Start of THE INPUT

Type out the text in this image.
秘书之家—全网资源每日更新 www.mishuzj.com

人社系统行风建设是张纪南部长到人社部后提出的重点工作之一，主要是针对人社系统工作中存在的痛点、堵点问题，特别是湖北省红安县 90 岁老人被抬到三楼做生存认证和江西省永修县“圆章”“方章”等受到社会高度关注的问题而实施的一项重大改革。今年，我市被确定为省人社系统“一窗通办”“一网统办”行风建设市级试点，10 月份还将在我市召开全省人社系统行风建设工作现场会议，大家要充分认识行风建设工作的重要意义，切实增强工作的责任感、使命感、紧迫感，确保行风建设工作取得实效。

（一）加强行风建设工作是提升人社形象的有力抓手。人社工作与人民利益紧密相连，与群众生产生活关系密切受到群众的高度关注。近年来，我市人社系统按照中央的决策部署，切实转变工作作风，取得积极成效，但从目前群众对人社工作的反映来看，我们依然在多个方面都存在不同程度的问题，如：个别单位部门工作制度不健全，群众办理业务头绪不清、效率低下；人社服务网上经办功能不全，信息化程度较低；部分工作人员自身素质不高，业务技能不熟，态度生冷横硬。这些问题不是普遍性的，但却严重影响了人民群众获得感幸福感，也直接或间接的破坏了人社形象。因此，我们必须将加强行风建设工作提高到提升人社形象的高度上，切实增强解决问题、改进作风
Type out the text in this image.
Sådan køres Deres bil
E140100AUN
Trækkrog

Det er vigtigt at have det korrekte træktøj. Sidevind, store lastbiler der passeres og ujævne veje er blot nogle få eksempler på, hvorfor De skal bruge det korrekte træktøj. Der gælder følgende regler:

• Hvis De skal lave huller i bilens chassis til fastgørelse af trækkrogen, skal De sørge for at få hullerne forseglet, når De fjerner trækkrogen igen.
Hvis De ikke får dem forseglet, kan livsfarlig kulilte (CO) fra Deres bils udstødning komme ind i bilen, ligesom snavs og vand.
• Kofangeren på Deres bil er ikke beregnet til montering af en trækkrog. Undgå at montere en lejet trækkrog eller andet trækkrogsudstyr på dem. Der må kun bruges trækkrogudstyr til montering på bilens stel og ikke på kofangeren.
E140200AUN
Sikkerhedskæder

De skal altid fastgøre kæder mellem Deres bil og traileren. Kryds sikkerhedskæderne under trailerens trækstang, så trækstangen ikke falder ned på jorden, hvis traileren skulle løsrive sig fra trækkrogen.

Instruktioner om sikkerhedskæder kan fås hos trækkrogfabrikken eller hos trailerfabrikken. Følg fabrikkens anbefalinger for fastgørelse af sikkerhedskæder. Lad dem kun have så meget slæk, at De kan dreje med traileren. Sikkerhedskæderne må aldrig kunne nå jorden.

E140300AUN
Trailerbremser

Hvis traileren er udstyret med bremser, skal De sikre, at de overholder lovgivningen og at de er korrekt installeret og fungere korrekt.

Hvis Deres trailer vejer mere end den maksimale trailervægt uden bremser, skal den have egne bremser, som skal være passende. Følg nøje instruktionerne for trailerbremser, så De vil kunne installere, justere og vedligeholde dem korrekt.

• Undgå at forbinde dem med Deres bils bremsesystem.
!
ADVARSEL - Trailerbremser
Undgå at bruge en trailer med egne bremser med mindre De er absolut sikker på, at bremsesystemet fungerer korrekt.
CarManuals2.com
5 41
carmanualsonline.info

End of THE INPUT

REQUIRED TASK — Your task is to output the full set of records exactly as presented.

REPLY TO THE TASK —
Type out the text in this image.
秘书之家—全网资源每日更新 www.mishuzj.com

人社系统行风建设是张纪南部长到人社部后提出的重点工作之一，主要是针对人社系统工作中存在的痛点、堵点问题，特别是湖北省红安县 90 岁老人被抬到三楼做生存认证和江西省永修县“圆章”“方章”等受到社会高度关注的问题而实施的一项重大改革。今年，我市被确定为省人社系统“一窗通办”“一网统办”行风建设市级试点，10 月份还将在我市召开全省人社系统行风建设工作现场会议，大家要充分认识行风建设工作的重要意义，切实增强工作的责任感、使命感、紧迫感，确保行风建设工作取得实效。

（一）加强行风建设工作是提升人社形象的有力抓手。人社工作与人民利益紧密相连，与群众生产生活关系密切受到群众的高度关注。近年来，我市人社系统按照中央的决策部署，切实转变工作作风，取得积极成效，但从目前群众对人社工作的反映来看，我们依然在多个方面都存在不同程度的问题，如：个别单位部门工作制度不健全，群众办理业务头绪不清、效率低下；人社服务网上经办功能不全，信息化程度较低；部分工作人员自身素质不高，业务技能不熟，态度生冷横硬。这些问题不是普遍性的，但却严重影响了人民群众获得感幸福感，也直接或间接的破坏了人社形象。因此，我们必须将加强行风建设工作提高到提升人社形象的高度上，切实增强解决问题、改进作风
Type out the text in this image.
Sådan køres Deres bil
E140100AUN
Trækkrog

Det er vigtigt at have det korrekte træktøj. Sidevind, store lastbiler der passeres og ujævne veje er blot nogle få eksempler på, hvorfor De skal bruge det korrekte træktøj. Der gælder følgende regler:

• Hvis De skal lave huller i bilens chassis til fastgørelse af trækkrogen, skal De sørge for at få hullerne forseglet, når De fjerner trækkrogen igen.
Hvis De ikke får dem forseglet, kan livsfarlig kulilte (CO) fra Deres bils udstødning komme ind i bilen, ligesom snavs og vand.
• Kofangeren på Deres bil er ikke beregnet til montering af en trækkrog. Undgå at montere en lejet trækkrog eller andet trækkrogsudstyr på dem. Der må kun bruges trækkrogudstyr til montering på bilens stel og ikke på kofangeren.
E140200AUN
Sikkerhedskæder

De skal altid fastgøre kæder mellem Deres bil og traileren. Kryds sikkerhedskæderne under trailerens trækstang, så trækstangen ikke falder ned på jorden, hvis traileren skulle løsrive sig fra trækkrogen.

Instruktioner om sikkerhedskæder kan fås hos trækkrogfabrikken eller hos trailerfabrikken. Følg fabrikkens anbefalinger for fastgørelse af sikkerhedskæder. Lad dem kun have så meget slæk, at De kan dreje med traileren. Sikkerhedskæderne må aldrig kunne nå jorden.

E140300AUN
Trailerbremser

Hvis traileren er udstyret med bremser, skal De sikre, at de overholder lovgivningen og at de er korrekt installeret og fungere korrekt.

Hvis Deres trailer vejer mere end den maksimale trailervægt uden bremser, skal den have egne bremser, som skal være passende. Følg nøje instruktionerne for trailerbremser, så De vil kunne installere, justere og vedligeholde dem korrekt.

• Undgå at forbinde dem med Deres bils bremsesystem.
!
ADVARSEL - Trailerbremser
Undgå at bruge en trailer med egne bremser med mindre De er absolut sikker på, at bremsesystemet fungerer korrekt.
CarManuals2.com
5 41
carmanualsonline.info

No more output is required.